What to work on:
• A. Can you rewrite the paragraph beginning "That rationale depends on" from the forum post on copying data more briefly, keeping its main facts?
• B. In the forum post on copying data, what kind of right does the writer say authors currently have to get involved when their data is copied?

━━━ Source text

That rationale depends on the differences between a bag of M&Ms and a piece of
music (or other data), which you dismissed as not "addressing the economic
question"; you said that you "understand that an M&M is different from an A
minor chord voicing", but then you reimposed an analogy that assumes you can
treat them identically. I addressed the economic question quite plainly: a
copier does not inherently owe anything to the author of the copied data.
Anyone currently in possession of a piece of data can let anyone else copy it
(on whatever terms they see fit), and the author has no inherent right to get
involved in that transaction. They currently have an _artificial_ right to get
involved in that transaction, hence this discussion.

━━━━━━
━━━ Excerpted records

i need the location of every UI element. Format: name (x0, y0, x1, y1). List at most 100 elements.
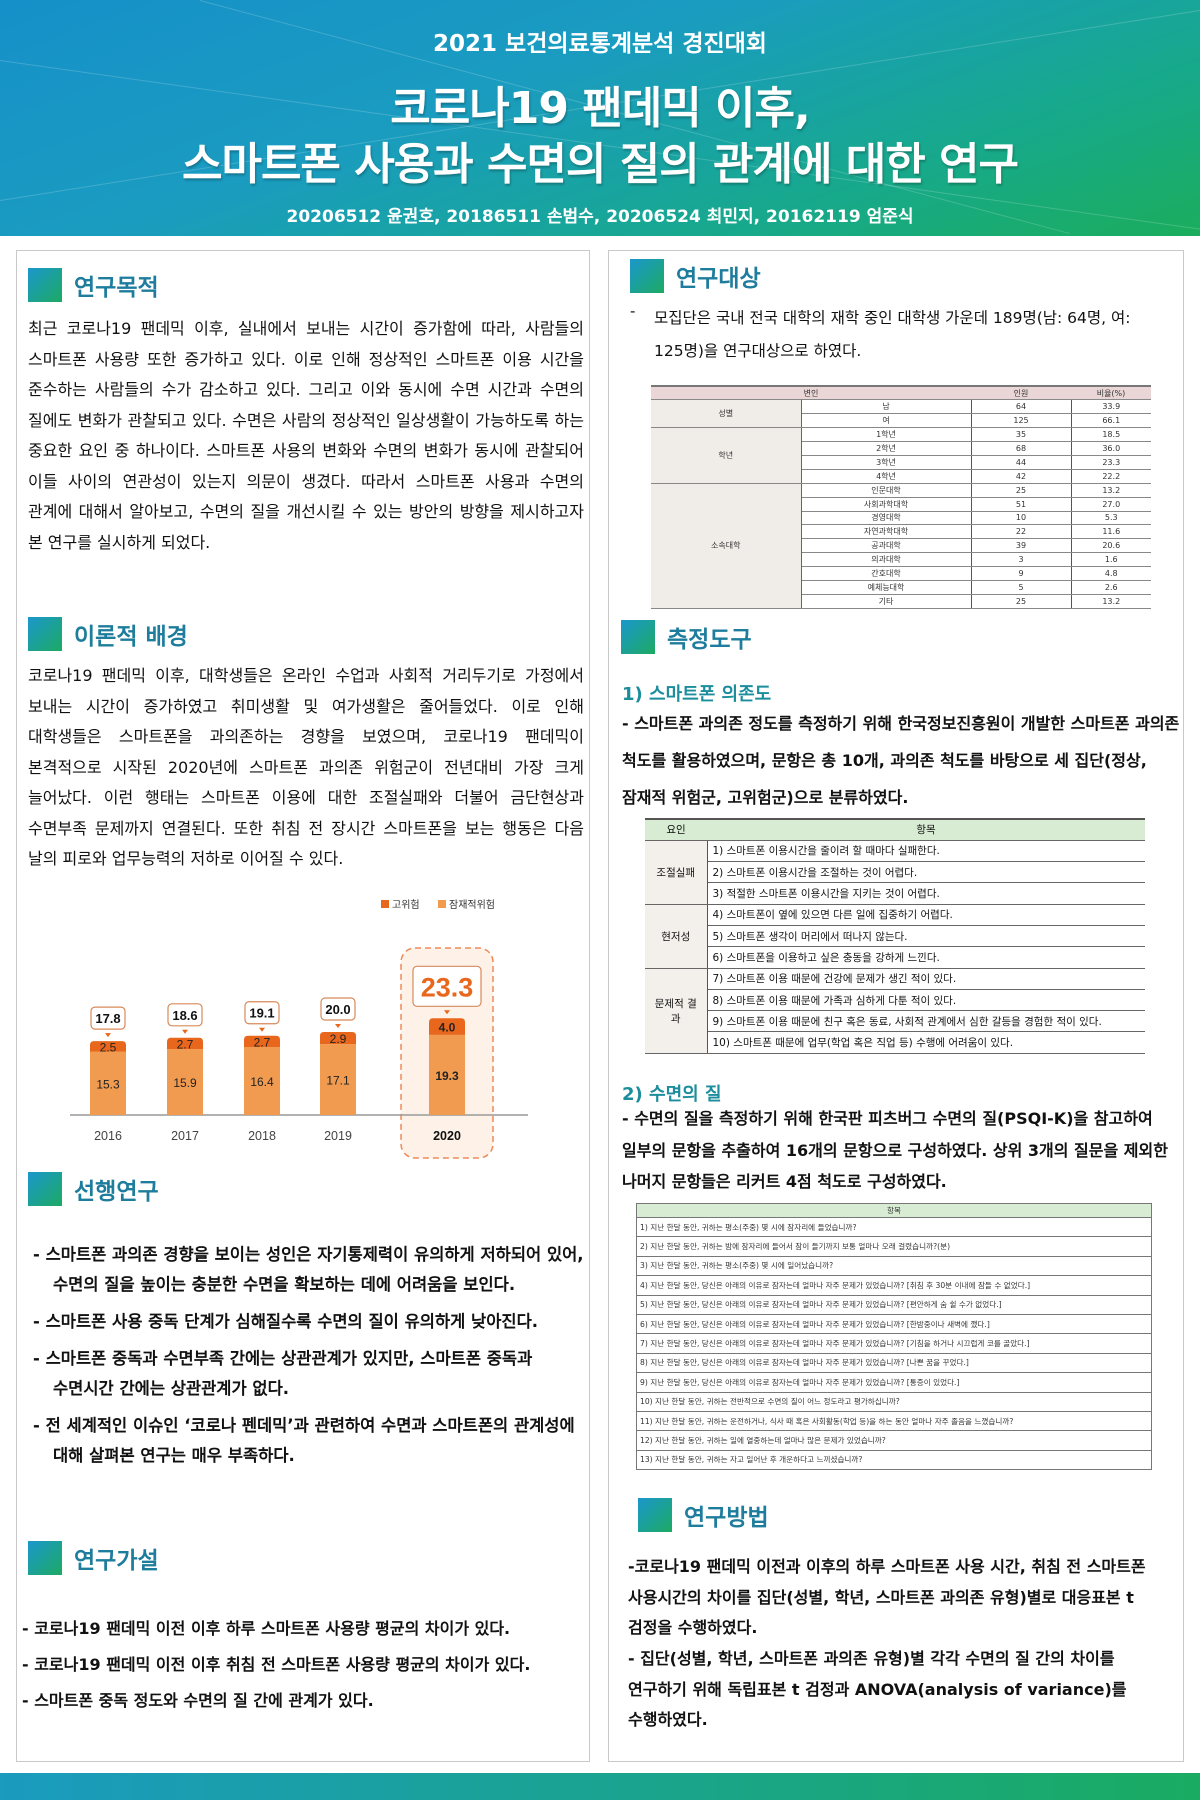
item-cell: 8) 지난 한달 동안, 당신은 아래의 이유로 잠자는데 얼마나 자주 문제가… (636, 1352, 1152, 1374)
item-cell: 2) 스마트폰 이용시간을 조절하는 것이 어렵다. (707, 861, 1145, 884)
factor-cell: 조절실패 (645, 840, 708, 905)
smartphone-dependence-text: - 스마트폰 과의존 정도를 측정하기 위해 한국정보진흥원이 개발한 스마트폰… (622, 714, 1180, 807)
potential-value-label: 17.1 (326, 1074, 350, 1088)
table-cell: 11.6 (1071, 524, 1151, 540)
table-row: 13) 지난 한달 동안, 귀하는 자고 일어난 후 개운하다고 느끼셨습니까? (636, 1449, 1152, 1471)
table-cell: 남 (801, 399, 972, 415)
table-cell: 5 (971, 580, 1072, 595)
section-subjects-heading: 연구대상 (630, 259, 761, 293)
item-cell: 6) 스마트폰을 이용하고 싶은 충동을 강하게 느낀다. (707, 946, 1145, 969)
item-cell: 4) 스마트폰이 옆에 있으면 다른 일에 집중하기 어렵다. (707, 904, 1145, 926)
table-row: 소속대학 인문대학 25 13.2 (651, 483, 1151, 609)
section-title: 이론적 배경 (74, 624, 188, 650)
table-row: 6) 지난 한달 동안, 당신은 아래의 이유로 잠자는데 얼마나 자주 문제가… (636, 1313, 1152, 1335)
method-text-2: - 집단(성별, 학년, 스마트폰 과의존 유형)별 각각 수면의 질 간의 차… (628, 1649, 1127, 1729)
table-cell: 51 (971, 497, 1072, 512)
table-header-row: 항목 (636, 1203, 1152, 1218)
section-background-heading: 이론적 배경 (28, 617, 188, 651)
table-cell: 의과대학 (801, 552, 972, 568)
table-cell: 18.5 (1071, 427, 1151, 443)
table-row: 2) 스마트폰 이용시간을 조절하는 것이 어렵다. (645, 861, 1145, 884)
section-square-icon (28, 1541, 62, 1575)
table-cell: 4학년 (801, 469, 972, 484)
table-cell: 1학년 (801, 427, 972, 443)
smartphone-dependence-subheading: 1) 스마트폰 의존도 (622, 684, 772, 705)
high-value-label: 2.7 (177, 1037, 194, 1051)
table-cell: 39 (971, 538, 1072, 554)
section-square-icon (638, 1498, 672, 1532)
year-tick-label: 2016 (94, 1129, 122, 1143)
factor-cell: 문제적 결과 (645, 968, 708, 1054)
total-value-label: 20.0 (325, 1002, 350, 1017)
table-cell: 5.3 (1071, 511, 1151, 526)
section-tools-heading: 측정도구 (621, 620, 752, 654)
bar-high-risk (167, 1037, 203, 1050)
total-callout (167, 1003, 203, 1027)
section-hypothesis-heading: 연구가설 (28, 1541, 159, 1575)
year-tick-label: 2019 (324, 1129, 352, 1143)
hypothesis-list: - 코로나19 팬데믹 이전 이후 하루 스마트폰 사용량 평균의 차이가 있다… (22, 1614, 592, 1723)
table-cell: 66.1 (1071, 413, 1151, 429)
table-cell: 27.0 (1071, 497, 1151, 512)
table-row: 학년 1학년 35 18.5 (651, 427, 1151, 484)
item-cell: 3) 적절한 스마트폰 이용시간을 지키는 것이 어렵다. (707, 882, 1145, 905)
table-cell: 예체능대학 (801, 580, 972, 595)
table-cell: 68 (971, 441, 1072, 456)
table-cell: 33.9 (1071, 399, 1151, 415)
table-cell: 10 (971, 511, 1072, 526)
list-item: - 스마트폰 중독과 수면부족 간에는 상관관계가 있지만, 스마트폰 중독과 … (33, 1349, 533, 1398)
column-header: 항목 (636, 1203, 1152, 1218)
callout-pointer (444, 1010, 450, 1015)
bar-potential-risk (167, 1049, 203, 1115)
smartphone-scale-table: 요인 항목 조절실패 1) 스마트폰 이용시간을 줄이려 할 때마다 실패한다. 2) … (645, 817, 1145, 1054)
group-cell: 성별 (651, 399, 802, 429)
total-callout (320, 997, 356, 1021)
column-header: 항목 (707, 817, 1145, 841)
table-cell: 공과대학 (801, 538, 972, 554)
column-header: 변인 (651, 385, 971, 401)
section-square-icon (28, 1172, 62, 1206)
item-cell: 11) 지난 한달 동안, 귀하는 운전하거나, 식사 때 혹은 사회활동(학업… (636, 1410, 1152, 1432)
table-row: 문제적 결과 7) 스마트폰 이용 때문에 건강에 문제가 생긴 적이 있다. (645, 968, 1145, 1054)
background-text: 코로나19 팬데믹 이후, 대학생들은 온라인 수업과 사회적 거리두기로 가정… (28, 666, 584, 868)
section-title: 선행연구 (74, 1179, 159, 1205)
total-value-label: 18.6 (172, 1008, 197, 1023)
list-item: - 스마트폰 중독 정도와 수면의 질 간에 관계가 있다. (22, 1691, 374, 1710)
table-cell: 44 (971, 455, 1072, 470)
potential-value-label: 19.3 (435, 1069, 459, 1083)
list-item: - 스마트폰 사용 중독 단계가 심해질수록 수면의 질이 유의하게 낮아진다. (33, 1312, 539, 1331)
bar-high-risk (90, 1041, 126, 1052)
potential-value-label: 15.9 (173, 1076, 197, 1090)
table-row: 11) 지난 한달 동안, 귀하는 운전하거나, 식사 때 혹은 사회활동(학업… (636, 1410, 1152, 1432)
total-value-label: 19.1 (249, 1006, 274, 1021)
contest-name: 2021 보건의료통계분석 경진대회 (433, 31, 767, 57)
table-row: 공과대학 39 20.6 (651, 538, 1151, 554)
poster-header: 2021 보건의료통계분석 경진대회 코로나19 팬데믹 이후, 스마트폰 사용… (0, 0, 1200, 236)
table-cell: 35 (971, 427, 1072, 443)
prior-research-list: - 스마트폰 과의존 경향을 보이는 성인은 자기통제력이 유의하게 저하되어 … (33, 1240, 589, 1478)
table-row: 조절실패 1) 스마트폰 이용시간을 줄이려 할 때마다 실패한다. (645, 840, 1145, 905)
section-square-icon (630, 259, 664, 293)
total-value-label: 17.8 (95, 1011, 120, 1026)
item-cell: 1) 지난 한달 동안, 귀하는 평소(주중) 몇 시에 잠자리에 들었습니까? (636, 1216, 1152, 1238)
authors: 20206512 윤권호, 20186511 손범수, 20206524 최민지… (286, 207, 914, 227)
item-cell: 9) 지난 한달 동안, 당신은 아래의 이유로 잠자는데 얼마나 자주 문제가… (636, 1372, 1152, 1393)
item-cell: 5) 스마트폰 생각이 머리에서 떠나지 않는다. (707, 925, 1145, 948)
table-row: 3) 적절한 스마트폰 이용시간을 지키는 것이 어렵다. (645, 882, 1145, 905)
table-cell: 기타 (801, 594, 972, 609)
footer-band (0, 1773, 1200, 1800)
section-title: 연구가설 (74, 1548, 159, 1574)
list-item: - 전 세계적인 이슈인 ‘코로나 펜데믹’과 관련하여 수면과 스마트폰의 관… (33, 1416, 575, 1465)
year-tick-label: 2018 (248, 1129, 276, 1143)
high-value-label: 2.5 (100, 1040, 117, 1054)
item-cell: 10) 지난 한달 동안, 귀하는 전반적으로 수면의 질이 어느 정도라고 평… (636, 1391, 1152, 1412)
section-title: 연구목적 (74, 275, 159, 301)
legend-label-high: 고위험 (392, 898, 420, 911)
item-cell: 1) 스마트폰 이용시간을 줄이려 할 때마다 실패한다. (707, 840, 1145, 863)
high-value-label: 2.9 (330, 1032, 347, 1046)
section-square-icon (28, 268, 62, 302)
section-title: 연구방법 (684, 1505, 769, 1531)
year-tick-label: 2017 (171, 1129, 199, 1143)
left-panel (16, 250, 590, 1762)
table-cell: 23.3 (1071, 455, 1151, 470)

━━━━━━
━━━ Excerpted records

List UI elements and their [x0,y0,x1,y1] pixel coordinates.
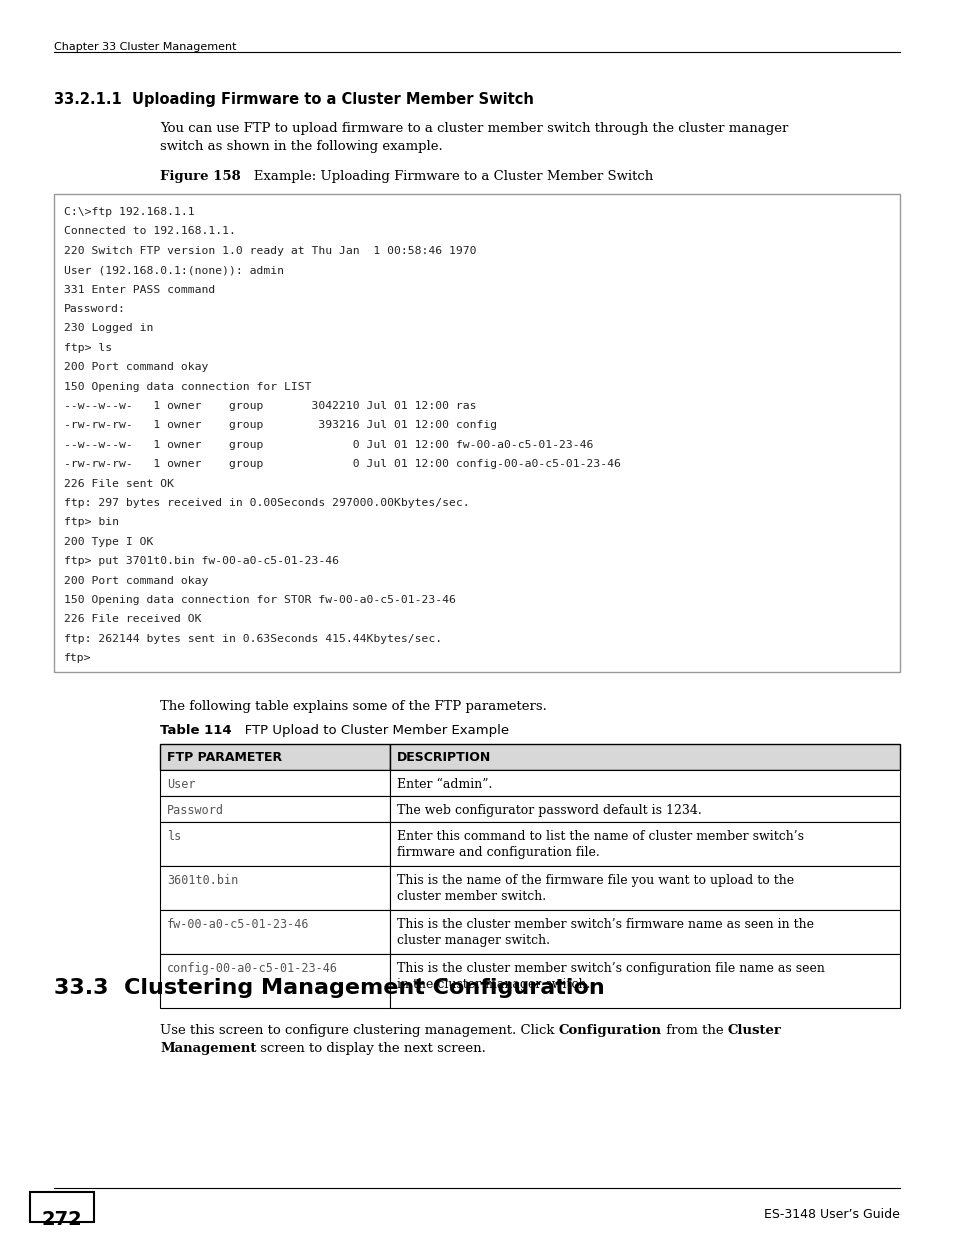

━━━━━━
━━━ Excerpted records

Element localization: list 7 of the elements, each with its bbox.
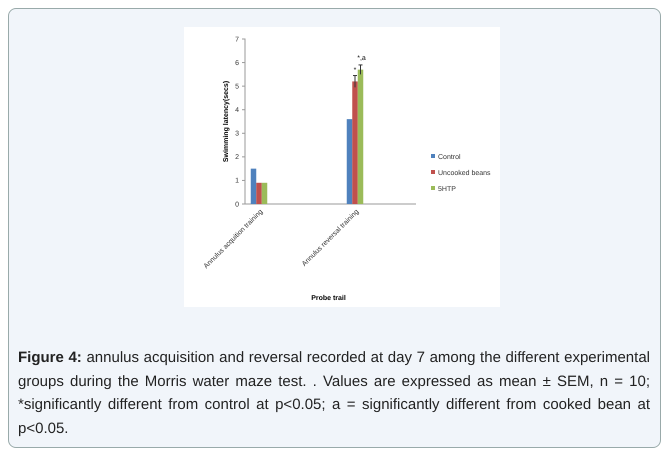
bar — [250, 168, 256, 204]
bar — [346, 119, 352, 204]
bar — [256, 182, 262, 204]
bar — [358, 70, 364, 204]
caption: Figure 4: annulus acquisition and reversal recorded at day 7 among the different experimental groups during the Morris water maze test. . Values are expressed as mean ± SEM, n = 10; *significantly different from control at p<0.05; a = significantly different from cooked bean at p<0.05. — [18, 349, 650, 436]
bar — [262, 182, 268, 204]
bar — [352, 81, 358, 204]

━━━━━━

Responses:
• A. The rationale rests on how a bag of M&Ms differs from a piece of music or other data. The other person dismissed that difference as not "addressing the economic question." They said they understood an M&M differs from an A minor chord voicing, yet went back to an analogy that treats the two identically. The writer says the economic question was answered plainly: a copier does not inherently owe the author of copied data anything. Whoever holds data can let others copy it on their own terms, and the author has no inherent right to be part of that exchange. The author currently has only an artificial right to be involved, which is why the discussion is happening.

• B. An artificial right.